### Problem to solve
Return the records, each one exactly as written.

(Chart and figure data)
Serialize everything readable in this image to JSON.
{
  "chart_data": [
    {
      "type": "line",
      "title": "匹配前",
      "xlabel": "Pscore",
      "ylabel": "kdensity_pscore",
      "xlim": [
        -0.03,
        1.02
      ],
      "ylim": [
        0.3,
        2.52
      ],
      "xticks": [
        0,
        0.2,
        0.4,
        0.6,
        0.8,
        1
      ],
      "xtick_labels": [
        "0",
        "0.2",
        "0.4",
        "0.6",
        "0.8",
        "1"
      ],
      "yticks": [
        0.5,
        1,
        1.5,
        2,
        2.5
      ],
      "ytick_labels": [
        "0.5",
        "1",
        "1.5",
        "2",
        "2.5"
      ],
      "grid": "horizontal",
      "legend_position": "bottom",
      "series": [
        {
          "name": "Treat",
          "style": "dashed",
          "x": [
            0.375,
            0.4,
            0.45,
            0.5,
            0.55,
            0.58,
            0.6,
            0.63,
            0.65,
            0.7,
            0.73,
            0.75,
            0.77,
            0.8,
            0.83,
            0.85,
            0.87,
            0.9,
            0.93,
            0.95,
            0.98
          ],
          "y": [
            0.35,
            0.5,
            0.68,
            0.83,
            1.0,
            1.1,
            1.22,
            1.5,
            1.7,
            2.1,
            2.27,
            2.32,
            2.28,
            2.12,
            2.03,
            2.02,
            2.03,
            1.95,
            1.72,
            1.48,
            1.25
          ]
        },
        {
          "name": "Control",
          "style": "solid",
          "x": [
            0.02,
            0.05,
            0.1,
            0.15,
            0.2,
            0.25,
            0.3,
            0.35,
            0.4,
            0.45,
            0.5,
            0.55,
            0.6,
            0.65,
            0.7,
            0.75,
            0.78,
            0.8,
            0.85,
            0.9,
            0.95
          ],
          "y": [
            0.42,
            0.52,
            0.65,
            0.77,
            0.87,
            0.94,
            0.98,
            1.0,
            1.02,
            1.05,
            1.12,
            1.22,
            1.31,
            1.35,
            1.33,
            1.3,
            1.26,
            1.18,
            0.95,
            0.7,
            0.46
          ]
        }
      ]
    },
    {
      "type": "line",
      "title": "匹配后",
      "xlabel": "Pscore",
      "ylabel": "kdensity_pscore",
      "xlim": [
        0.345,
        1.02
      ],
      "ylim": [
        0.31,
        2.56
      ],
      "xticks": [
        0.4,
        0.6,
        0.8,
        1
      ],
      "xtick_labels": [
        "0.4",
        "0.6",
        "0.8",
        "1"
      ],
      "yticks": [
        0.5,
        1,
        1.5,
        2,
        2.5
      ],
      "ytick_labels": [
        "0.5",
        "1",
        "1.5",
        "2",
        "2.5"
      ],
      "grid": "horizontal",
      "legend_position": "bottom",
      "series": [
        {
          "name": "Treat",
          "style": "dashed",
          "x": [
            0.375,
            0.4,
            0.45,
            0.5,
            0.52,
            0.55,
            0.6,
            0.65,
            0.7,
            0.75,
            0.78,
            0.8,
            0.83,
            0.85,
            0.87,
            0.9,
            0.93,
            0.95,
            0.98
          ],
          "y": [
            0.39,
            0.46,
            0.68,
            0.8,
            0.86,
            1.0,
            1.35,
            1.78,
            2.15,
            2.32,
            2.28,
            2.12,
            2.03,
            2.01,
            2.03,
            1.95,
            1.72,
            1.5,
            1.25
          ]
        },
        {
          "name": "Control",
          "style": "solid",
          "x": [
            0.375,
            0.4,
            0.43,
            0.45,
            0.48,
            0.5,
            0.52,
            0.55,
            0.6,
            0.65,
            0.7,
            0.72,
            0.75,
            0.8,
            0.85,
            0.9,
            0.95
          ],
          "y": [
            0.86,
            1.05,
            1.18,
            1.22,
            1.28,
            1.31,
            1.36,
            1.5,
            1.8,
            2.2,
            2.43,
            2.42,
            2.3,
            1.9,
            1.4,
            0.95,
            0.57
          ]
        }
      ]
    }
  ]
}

### Reply to the exercise
Serialize everything readable in this image to JSON.
{
  "chart_data": [
    {
      "type": "line",
      "title": "匹配前",
      "xlabel": "Pscore",
      "ylabel": "kdensity_pscore",
      "xlim": [
        -0.03,
        1.02
      ],
      "ylim": [
        0.3,
        2.52
      ],
      "xticks": [
        0,
        0.2,
        0.4,
        0.6,
        0.8,
        1
      ],
      "xtick_labels": [
        "0",
        "0.2",
        "0.4",
        "0.6",
        "0.8",
        "1"
      ],
      "yticks": [
        0.5,
        1,
        1.5,
        2,
        2.5
      ],
      "ytick_labels": [
        "0.5",
        "1",
        "1.5",
        "2",
        "2.5"
      ],
      "grid": "horizontal",
      "legend_position": "bottom",
      "series": [
        {
          "name": "Treat",
          "style": "dashed",
          "x": [
            0.375,
            0.4,
            0.45,
            0.5,
            0.55,
            0.58,
            0.6,
            0.63,
            0.65,
            0.7,
            0.73,
            0.75,
            0.77,
            0.8,
            0.83,
            0.85,
            0.87,
            0.9,
            0.93,
            0.95,
            0.98
          ],
          "y": [
            0.35,
            0.5,
            0.68,
            0.83,
            1.0,
            1.1,
            1.22,
            1.5,
            1.7,
            2.1,
            2.27,
            2.32,
            2.28,
            2.12,
            2.03,
            2.02,
            2.03,
            1.95,
            1.72,
            1.48,
            1.25
          ]
        },
        {
          "name": "Control",
          "style": "solid",
          "x": [
            0.02,
            0.05,
            0.1,
            0.15,
            0.2,
            0.25,
            0.3,
            0.35,
            0.4,
            0.45,
            0.5,
            0.55,
            0.6,
            0.65,
            0.7,
            0.75,
            0.78,
            0.8,
            0.85,
            0.9,
            0.95
          ],
          "y": [
            0.42,
            0.52,
            0.65,
            0.77,
            0.87,
            0.94,
            0.98,
            1.0,
            1.02,
            1.05,
            1.12,
            1.22,
            1.31,
            1.35,
            1.33,
            1.3,
            1.26,
            1.18,
            0.95,
            0.7,
            0.46
          ]
        }
      ]
    },
    {
      "type": "line",
      "title": "匹配后",
      "xlabel": "Pscore",
      "ylabel": "kdensity_pscore",
      "xlim": [
        0.345,
        1.02
      ],
      "ylim": [
        0.31,
        2.56
      ],
      "xticks": [
        0.4,
        0.6,
        0.8,
        1
      ],
      "xtick_labels": [
        "0.4",
        "0.6",
        "0.8",
        "1"
      ],
      "yticks": [
        0.5,
        1,
        1.5,
        2,
        2.5
      ],
      "ytick_labels": [
        "0.5",
        "1",
        "1.5",
        "2",
        "2.5"
      ],
      "grid": "horizontal",
      "legend_position": "bottom",
      "series": [
        {
          "name": "Treat",
          "style": "dashed",
          "x": [
            0.375,
            0.4,
            0.45,
            0.5,
            0.52,
            0.55,
            0.6,
            0.65,
            0.7,
            0.75,
            0.78,
            0.8,
            0.83,
            0.85,
            0.87,
            0.9,
            0.93,
            0.95,
            0.98
          ],
          "y": [
            0.39,
            0.46,
            0.68,
            0.8,
            0.86,
            1.0,
            1.35,
            1.78,
            2.15,
            2.32,
            2.28,
            2.12,
            2.03,
            2.01,
            2.03,
            1.95,
            1.72,
            1.5,
            1.25
          ]
        },
        {
          "name": "Control",
          "style": "solid",
          "x": [
            0.375,
            0.4,
            0.43,
            0.45,
            0.48,
            0.5,
            0.52,
            0.55,
            0.6,
            0.65,
            0.7,
            0.72,
            0.75,
            0.8,
            0.85,
            0.9,
            0.95
          ],
          "y": [
            0.86,
            1.05,
            1.18,
            1.22,
            1.28,
            1.31,
            1.36,
            1.5,
            1.8,
            2.2,
            2.43,
            2.42,
            2.3,
            1.9,
            1.4,
            0.95,
            0.57
          ]
        }
      ]
    }
  ]
}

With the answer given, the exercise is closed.